(Stated problem)
Output all records precisely as written.

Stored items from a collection
• • • • • • •
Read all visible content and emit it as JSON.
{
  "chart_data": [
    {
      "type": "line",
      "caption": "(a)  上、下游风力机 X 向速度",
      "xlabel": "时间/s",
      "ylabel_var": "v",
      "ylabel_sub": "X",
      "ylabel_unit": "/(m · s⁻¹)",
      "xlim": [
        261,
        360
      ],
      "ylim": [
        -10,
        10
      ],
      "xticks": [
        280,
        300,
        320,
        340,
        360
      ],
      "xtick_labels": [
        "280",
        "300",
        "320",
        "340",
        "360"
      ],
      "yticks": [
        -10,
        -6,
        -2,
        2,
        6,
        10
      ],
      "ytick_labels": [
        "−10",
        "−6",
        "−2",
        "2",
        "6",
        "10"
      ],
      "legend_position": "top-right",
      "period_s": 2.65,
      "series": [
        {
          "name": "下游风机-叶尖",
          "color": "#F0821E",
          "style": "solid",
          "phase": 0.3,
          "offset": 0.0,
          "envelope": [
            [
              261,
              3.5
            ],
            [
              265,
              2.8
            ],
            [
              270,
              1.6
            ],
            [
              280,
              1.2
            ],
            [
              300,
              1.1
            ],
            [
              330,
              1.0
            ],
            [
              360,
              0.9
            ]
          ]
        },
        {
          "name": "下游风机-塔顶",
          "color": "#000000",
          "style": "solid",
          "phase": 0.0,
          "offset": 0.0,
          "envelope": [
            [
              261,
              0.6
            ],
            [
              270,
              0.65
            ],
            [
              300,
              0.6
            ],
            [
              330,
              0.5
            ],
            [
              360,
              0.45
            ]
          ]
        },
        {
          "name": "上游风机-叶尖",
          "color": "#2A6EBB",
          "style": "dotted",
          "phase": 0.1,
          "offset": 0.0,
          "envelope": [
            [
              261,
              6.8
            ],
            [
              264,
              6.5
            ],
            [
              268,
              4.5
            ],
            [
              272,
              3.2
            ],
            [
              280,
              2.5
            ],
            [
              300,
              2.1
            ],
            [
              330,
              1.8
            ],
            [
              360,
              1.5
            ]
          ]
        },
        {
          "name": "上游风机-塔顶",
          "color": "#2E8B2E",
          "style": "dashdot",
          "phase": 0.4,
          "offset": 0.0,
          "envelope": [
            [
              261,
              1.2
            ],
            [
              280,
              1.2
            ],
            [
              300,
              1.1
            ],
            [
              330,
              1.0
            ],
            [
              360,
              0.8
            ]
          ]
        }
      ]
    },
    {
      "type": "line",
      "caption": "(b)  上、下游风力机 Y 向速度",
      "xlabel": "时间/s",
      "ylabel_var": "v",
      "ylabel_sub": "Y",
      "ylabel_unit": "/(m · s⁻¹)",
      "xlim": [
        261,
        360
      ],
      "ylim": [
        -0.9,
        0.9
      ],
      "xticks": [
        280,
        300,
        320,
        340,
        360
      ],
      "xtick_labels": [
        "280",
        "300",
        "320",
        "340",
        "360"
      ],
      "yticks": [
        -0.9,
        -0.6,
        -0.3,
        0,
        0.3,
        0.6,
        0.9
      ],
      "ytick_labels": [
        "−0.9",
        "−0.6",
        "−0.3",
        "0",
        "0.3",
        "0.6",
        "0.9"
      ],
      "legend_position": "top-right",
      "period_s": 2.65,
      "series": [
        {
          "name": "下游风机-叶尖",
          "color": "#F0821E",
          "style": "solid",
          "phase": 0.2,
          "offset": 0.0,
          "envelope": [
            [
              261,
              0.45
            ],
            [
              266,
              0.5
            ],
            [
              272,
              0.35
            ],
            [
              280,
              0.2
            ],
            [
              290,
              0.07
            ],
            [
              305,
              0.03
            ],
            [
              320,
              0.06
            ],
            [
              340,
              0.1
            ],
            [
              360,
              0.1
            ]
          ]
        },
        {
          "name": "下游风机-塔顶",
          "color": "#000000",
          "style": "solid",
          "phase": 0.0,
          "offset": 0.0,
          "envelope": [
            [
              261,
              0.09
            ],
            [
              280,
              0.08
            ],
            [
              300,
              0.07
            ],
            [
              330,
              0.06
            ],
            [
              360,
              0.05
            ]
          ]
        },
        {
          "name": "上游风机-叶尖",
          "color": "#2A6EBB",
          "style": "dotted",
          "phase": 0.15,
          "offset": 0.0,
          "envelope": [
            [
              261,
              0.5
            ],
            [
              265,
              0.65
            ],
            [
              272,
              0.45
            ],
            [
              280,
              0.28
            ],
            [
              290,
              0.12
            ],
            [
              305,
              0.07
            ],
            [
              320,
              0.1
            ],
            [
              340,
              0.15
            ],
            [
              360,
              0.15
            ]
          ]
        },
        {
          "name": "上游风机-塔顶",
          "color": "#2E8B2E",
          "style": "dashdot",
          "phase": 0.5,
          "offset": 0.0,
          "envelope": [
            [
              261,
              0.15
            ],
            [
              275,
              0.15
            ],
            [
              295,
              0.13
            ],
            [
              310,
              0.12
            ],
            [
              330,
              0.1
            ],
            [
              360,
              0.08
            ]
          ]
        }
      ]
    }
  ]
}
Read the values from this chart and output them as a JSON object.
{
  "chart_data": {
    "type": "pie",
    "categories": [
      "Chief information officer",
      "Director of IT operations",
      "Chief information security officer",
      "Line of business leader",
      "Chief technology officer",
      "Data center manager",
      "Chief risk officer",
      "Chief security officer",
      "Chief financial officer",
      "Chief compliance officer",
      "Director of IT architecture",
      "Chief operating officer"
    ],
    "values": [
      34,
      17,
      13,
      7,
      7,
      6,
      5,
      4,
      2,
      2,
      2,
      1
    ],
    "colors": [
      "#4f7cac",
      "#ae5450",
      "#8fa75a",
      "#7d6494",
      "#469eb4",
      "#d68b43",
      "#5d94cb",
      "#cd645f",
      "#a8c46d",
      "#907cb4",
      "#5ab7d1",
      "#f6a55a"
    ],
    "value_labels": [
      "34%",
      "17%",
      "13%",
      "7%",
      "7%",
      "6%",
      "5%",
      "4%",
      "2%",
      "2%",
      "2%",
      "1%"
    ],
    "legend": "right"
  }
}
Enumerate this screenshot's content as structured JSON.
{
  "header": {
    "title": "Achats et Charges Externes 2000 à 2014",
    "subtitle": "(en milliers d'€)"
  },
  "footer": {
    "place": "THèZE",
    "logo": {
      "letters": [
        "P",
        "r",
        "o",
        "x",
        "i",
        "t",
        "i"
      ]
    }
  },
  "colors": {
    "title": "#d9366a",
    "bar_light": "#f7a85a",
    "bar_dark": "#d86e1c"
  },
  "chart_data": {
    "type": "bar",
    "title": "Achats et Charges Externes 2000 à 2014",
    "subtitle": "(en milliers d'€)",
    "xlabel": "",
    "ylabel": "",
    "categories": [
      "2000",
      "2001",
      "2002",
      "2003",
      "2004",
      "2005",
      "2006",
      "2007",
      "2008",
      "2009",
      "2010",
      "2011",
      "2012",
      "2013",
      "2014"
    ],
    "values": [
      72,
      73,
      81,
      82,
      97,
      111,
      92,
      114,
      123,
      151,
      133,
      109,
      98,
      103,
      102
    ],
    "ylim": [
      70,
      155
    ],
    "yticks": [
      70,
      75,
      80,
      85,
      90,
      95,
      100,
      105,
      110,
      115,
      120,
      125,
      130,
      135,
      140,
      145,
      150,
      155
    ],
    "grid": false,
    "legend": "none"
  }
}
• • • • • • •
(Result of the task)
Read all visible content and emit it as JSON.
{
  "chart_data": [
    {
      "type": "line",
      "caption": "(a)  上、下游风力机 X 向速度",
      "xlabel": "时间/s",
      "ylabel_var": "v",
      "ylabel_sub": "X",
      "ylabel_unit": "/(m · s⁻¹)",
      "xlim": [
        261,
        360
      ],
      "ylim": [
        -10,
        10
      ],
      "xticks": [
        280,
        300,
        320,
        340,
        360
      ],
      "xtick_labels": [
        "280",
        "300",
        "320",
        "340",
        "360"
      ],
      "yticks": [
        -10,
        -6,
        -2,
        2,
        6,
        10
      ],
      "ytick_labels": [
        "−10",
        "−6",
        "−2",
        "2",
        "6",
        "10"
      ],
      "legend_position": "top-right",
      "period_s": 2.65,
      "series": [
        {
          "name": "下游风机-叶尖",
          "color": "#F0821E",
          "style": "solid",
          "phase": 0.3,
          "offset": 0.0,
          "envelope": [
            [
              261,
              3.5
            ],
            [
              265,
              2.8
            ],
            [
              270,
              1.6
            ],
            [
              280,
              1.2
            ],
            [
              300,
              1.1
            ],
            [
              330,
              1.0
            ],
            [
              360,
              0.9
            ]
          ]
        },
        {
          "name": "下游风机-塔顶",
          "color": "#000000",
          "style": "solid",
          "phase": 0.0,
          "offset": 0.0,
          "envelope": [
            [
              261,
              0.6
            ],
            [
              270,
              0.65
            ],
            [
              300,
              0.6
            ],
            [
              330,
              0.5
            ],
            [
              360,
              0.45
            ]
          ]
        },
        {
          "name": "上游风机-叶尖",
          "color": "#2A6EBB",
          "style": "dotted",
          "phase": 0.1,
          "offset": 0.0,
          "envelope": [
            [
              261,
              6.8
            ],
            [
              264,
              6.5
            ],
            [
              268,
              4.5
            ],
            [
              272,
              3.2
            ],
            [
              280,
              2.5
            ],
            [
              300,
              2.1
            ],
            [
              330,
              1.8
            ],
            [
              360,
              1.5
            ]
          ]
        },
        {
          "name": "上游风机-塔顶",
          "color": "#2E8B2E",
          "style": "dashdot",
          "phase": 0.4,
          "offset": 0.0,
          "envelope": [
            [
              261,
              1.2
            ],
            [
              280,
              1.2
            ],
            [
              300,
              1.1
            ],
            [
              330,
              1.0
            ],
            [
              360,
              0.8
            ]
          ]
        }
      ]
    },
    {
      "type": "line",
      "caption": "(b)  上、下游风力机 Y 向速度",
      "xlabel": "时间/s",
      "ylabel_var": "v",
      "ylabel_sub": "Y",
      "ylabel_unit": "/(m · s⁻¹)",
      "xlim": [
        261,
        360
      ],
      "ylim": [
        -0.9,
        0.9
      ],
      "xticks": [
        280,
        300,
        320,
        340,
        360
      ],
      "xtick_labels": [
        "280",
        "300",
        "320",
        "340",
        "360"
      ],
      "yticks": [
        -0.9,
        -0.6,
        -0.3,
        0,
        0.3,
        0.6,
        0.9
      ],
      "ytick_labels": [
        "−0.9",
        "−0.6",
        "−0.3",
        "0",
        "0.3",
        "0.6",
        "0.9"
      ],
      "legend_position": "top-right",
      "period_s": 2.65,
      "series": [
        {
          "name": "下游风机-叶尖",
          "color": "#F0821E",
          "style": "solid",
          "phase": 0.2,
          "offset": 0.0,
          "envelope": [
            [
              261,
              0.45
            ],
            [
              266,
              0.5
            ],
            [
              272,
              0.35
            ],
            [
              280,
              0.2
            ],
            [
              290,
              0.07
            ],
            [
              305,
              0.03
            ],
            [
              320,
              0.06
            ],
            [
              340,
              0.1
            ],
            [
              360,
              0.1
            ]
          ]
        },
        {
          "name": "下游风机-塔顶",
          "color": "#000000",
          "style": "solid",
          "phase": 0.0,
          "offset": 0.0,
          "envelope": [
            [
              261,
              0.09
            ],
            [
              280,
              0.08
            ],
            [
              300,
              0.07
            ],
            [
              330,
              0.06
            ],
            [
              360,
              0.05
            ]
          ]
        },
        {
          "name": "上游风机-叶尖",
          "color": "#2A6EBB",
          "style": "dotted",
          "phase": 0.15,
          "offset": 0.0,
          "envelope": [
            [
              261,
              0.5
            ],
            [
              265,
              0.65
            ],
            [
              272,
              0.45
            ],
            [
              280,
              0.28
            ],
            [
              290,
              0.12
            ],
            [
              305,
              0.07
            ],
            [
              320,
              0.1
            ],
            [
              340,
              0.15
            ],
            [
              360,
              0.15
            ]
          ]
        },
        {
          "name": "上游风机-塔顶",
          "color": "#2E8B2E",
          "style": "dashdot",
          "phase": 0.5,
          "offset": 0.0,
          "envelope": [
            [
              261,
              0.15
            ],
            [
              275,
              0.15
            ],
            [
              295,
              0.13
            ],
            [
              310,
              0.12
            ],
            [
              330,
              0.1
            ],
            [
              360,
              0.08
            ]
          ]
        }
      ]
    }
  ]
}
Read the values from this chart and output them as a JSON object.
{
  "chart_data": {
    "type": "pie",
    "categories": [
      "Chief information officer",
      "Director of IT operations",
      "Chief information security officer",
      "Line of business leader",
      "Chief technology officer",
      "Data center manager",
      "Chief risk officer",
      "Chief security officer",
      "Chief financial officer",
      "Chief compliance officer",
      "Director of IT architecture",
      "Chief operating officer"
    ],
    "values": [
      34,
      17,
      13,
      7,
      7,
      6,
      5,
      4,
      2,
      2,
      2,
      1
    ],
    "colors": [
      "#4f7cac",
      "#ae5450",
      "#8fa75a",
      "#7d6494",
      "#469eb4",
      "#d68b43",
      "#5d94cb",
      "#cd645f",
      "#a8c46d",
      "#907cb4",
      "#5ab7d1",
      "#f6a55a"
    ],
    "value_labels": [
      "34%",
      "17%",
      "13%",
      "7%",
      "7%",
      "6%",
      "5%",
      "4%",
      "2%",
      "2%",
      "2%",
      "1%"
    ],
    "legend": "right"
  }
}
Enumerate this screenshot's content as structured JSON.
{
  "header": {
    "title": "Achats et Charges Externes 2000 à 2014",
    "subtitle": "(en milliers d'€)"
  },
  "footer": {
    "place": "THèZE",
    "logo": {
      "letters": [
        "P",
        "r",
        "o",
        "x",
        "i",
        "t",
        "i"
      ]
    }
  },
  "colors": {
    "title": "#d9366a",
    "bar_light": "#f7a85a",
    "bar_dark": "#d86e1c"
  },
  "chart_data": {
    "type": "bar",
    "title": "Achats et Charges Externes 2000 à 2014",
    "subtitle": "(en milliers d'€)",
    "xlabel": "",
    "ylabel": "",
    "categories": [
      "2000",
      "2001",
      "2002",
      "2003",
      "2004",
      "2005",
      "2006",
      "2007",
      "2008",
      "2009",
      "2010",
      "2011",
      "2012",
      "2013",
      "2014"
    ],
    "values": [
      72,
      73,
      81,
      82,
      97,
      111,
      92,
      114,
      123,
      151,
      133,
      109,
      98,
      103,
      102
    ],
    "ylim": [
      70,
      155
    ],
    "yticks": [
      70,
      75,
      80,
      85,
      90,
      95,
      100,
      105,
      110,
      115,
      120,
      125,
      130,
      135,
      140,
      145,
      150,
      155
    ],
    "grid": false,
    "legend": "none"
  }
}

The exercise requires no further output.